INFORMATION SUPPLIED ▸
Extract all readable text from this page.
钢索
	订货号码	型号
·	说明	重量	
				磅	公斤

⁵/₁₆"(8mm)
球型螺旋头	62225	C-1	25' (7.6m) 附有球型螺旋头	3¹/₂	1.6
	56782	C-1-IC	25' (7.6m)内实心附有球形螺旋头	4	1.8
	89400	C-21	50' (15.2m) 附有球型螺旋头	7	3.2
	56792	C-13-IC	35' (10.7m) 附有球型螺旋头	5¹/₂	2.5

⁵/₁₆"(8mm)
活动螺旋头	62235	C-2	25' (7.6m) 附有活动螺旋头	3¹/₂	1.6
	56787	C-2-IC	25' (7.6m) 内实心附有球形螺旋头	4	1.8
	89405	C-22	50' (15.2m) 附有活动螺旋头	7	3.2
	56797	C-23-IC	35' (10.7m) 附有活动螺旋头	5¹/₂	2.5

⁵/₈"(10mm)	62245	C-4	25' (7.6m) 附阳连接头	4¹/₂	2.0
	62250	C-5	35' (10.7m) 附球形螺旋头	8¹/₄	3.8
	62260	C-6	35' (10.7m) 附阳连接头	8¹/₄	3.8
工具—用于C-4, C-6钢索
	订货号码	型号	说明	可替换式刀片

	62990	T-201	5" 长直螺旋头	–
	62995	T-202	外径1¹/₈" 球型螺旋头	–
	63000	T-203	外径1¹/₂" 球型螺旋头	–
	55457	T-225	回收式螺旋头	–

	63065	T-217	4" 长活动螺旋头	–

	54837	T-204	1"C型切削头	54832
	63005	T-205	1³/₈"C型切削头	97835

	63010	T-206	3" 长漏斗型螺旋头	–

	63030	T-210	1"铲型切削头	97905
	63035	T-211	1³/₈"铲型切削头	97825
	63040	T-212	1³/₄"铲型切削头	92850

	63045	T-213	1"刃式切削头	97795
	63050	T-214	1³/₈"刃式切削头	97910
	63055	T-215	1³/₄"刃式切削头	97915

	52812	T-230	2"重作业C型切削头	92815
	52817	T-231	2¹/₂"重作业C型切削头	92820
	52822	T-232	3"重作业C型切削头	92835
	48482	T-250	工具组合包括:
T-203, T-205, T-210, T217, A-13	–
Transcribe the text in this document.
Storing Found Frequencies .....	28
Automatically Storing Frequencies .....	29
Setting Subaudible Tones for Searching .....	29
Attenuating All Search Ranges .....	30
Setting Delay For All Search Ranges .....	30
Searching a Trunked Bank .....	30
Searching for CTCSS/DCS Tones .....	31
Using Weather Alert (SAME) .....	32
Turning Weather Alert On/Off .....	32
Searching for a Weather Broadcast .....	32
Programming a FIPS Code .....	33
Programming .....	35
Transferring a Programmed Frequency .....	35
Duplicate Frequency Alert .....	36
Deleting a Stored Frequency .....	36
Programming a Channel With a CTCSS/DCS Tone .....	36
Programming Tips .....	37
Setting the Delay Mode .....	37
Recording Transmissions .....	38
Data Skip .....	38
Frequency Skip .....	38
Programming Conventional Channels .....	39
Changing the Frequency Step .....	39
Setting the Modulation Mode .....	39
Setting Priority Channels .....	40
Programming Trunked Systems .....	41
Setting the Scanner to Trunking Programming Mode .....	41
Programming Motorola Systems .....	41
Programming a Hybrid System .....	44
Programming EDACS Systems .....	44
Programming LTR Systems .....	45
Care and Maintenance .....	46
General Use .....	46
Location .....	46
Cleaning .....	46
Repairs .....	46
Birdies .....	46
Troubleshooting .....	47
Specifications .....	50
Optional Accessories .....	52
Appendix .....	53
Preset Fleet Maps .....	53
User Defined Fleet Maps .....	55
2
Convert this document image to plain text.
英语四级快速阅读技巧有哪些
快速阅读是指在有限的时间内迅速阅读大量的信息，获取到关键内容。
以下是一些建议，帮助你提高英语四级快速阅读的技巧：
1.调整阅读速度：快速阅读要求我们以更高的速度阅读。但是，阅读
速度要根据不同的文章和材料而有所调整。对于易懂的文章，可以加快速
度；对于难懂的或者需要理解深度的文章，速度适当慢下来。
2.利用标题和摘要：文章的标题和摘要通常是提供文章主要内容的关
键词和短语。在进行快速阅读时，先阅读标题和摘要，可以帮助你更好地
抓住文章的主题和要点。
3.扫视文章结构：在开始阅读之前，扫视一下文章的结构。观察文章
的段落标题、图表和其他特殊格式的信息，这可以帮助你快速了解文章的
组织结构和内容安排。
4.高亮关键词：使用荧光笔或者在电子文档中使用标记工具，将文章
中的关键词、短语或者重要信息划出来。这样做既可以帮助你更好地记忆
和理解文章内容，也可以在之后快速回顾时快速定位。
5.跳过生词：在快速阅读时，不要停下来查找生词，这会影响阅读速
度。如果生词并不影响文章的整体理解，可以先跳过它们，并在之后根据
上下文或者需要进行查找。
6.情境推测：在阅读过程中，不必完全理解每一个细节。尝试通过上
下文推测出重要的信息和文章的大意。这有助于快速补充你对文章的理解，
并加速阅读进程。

SET PROBLEM ▸ Each record above should be repeated exactly as it appears.

OUTPUT ▸
Extract all readable text from this page.
钢索
	订货号码	型号
·	说明	重量	
				磅	公斤

⁵/₁₆"(8mm)
球型螺旋头	62225	C-1	25' (7.6m) 附有球型螺旋头	3¹/₂	1.6
	56782	C-1-IC	25' (7.6m)内实心附有球形螺旋头	4	1.8
	89400	C-21	50' (15.2m) 附有球型螺旋头	7	3.2
	56792	C-13-IC	35' (10.7m) 附有球型螺旋头	5¹/₂	2.5

⁵/₁₆"(8mm)
活动螺旋头	62235	C-2	25' (7.6m) 附有活动螺旋头	3¹/₂	1.6
	56787	C-2-IC	25' (7.6m) 内实心附有球形螺旋头	4	1.8
	89405	C-22	50' (15.2m) 附有活动螺旋头	7	3.2
	56797	C-23-IC	35' (10.7m) 附有活动螺旋头	5¹/₂	2.5

⁵/₈"(10mm)	62245	C-4	25' (7.6m) 附阳连接头	4¹/₂	2.0
	62250	C-5	35' (10.7m) 附球形螺旋头	8¹/₄	3.8
	62260	C-6	35' (10.7m) 附阳连接头	8¹/₄	3.8
工具—用于C-4, C-6钢索
	订货号码	型号	说明	可替换式刀片

	62990	T-201	5" 长直螺旋头	–
	62995	T-202	外径1¹/₈" 球型螺旋头	–
	63000	T-203	外径1¹/₂" 球型螺旋头	–
	55457	T-225	回收式螺旋头	–

	63065	T-217	4" 长活动螺旋头	–

	54837	T-204	1"C型切削头	54832
	63005	T-205	1³/₈"C型切削头	97835

	63010	T-206	3" 长漏斗型螺旋头	–

	63030	T-210	1"铲型切削头	97905
	63035	T-211	1³/₈"铲型切削头	97825
	63040	T-212	1³/₄"铲型切削头	92850

	63045	T-213	1"刃式切削头	97795
	63050	T-214	1³/₈"刃式切削头	97910
	63055	T-215	1³/₄"刃式切削头	97915

	52812	T-230	2"重作业C型切削头	92815
	52817	T-231	2¹/₂"重作业C型切削头	92820
	52822	T-232	3"重作业C型切削头	92835
	48482	T-250	工具组合包括:
T-203, T-205, T-210, T217, A-13	–
Transcribe the text in this document.
Storing Found Frequencies .....	28
Automatically Storing Frequencies .....	29
Setting Subaudible Tones for Searching .....	29
Attenuating All Search Ranges .....	30
Setting Delay For All Search Ranges .....	30
Searching a Trunked Bank .....	30
Searching for CTCSS/DCS Tones .....	31
Using Weather Alert (SAME) .....	32
Turning Weather Alert On/Off .....	32
Searching for a Weather Broadcast .....	32
Programming a FIPS Code .....	33
Programming .....	35
Transferring a Programmed Frequency .....	35
Duplicate Frequency Alert .....	36
Deleting a Stored Frequency .....	36
Programming a Channel With a CTCSS/DCS Tone .....	36
Programming Tips .....	37
Setting the Delay Mode .....	37
Recording Transmissions .....	38
Data Skip .....	38
Frequency Skip .....	38
Programming Conventional Channels .....	39
Changing the Frequency Step .....	39
Setting the Modulation Mode .....	39
Setting Priority Channels .....	40
Programming Trunked Systems .....	41
Setting the Scanner to Trunking Programming Mode .....	41
Programming Motorola Systems .....	41
Programming a Hybrid System .....	44
Programming EDACS Systems .....	44
Programming LTR Systems .....	45
Care and Maintenance .....	46
General Use .....	46
Location .....	46
Cleaning .....	46
Repairs .....	46
Birdies .....	46
Troubleshooting .....	47
Specifications .....	50
Optional Accessories .....	52
Appendix .....	53
Preset Fleet Maps .....	53
User Defined Fleet Maps .....	55
2
Convert this document image to plain text.
英语四级快速阅读技巧有哪些
快速阅读是指在有限的时间内迅速阅读大量的信息，获取到关键内容。
以下是一些建议，帮助你提高英语四级快速阅读的技巧：
1.调整阅读速度：快速阅读要求我们以更高的速度阅读。但是，阅读
速度要根据不同的文章和材料而有所调整。对于易懂的文章，可以加快速
度；对于难懂的或者需要理解深度的文章，速度适当慢下来。
2.利用标题和摘要：文章的标题和摘要通常是提供文章主要内容的关
键词和短语。在进行快速阅读时，先阅读标题和摘要，可以帮助你更好地
抓住文章的主题和要点。
3.扫视文章结构：在开始阅读之前，扫视一下文章的结构。观察文章
的段落标题、图表和其他特殊格式的信息，这可以帮助你快速了解文章的
组织结构和内容安排。
4.高亮关键词：使用荧光笔或者在电子文档中使用标记工具，将文章
中的关键词、短语或者重要信息划出来。这样做既可以帮助你更好地记忆
和理解文章内容，也可以在之后快速回顾时快速定位。
5.跳过生词：在快速阅读时，不要停下来查找生词，这会影响阅读速
度。如果生词并不影响文章的整体理解，可以先跳过它们，并在之后根据
上下文或者需要进行查找。
6.情境推测：在阅读过程中，不必完全理解每一个细节。尝试通过上
下文推测出重要的信息和文章的大意。这有助于快速补充你对文章的理解，
并加速阅读进程。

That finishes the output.